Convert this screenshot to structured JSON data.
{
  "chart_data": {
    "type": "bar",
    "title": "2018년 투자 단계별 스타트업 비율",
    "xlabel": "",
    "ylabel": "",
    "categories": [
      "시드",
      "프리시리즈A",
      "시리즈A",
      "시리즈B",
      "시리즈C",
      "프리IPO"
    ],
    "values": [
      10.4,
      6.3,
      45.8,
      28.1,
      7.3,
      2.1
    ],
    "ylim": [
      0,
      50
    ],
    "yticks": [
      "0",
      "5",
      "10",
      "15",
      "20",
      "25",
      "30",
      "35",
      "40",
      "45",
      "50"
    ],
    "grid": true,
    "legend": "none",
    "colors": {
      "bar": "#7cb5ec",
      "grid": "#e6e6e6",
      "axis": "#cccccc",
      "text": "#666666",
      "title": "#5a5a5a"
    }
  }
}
________________________
> [The task] Report each line in the preceding entries that holds the string "title".

> [Solution]
    "title": "2018년 투자 단계별 스타트업 비율",
      "title": "#5a5a5a"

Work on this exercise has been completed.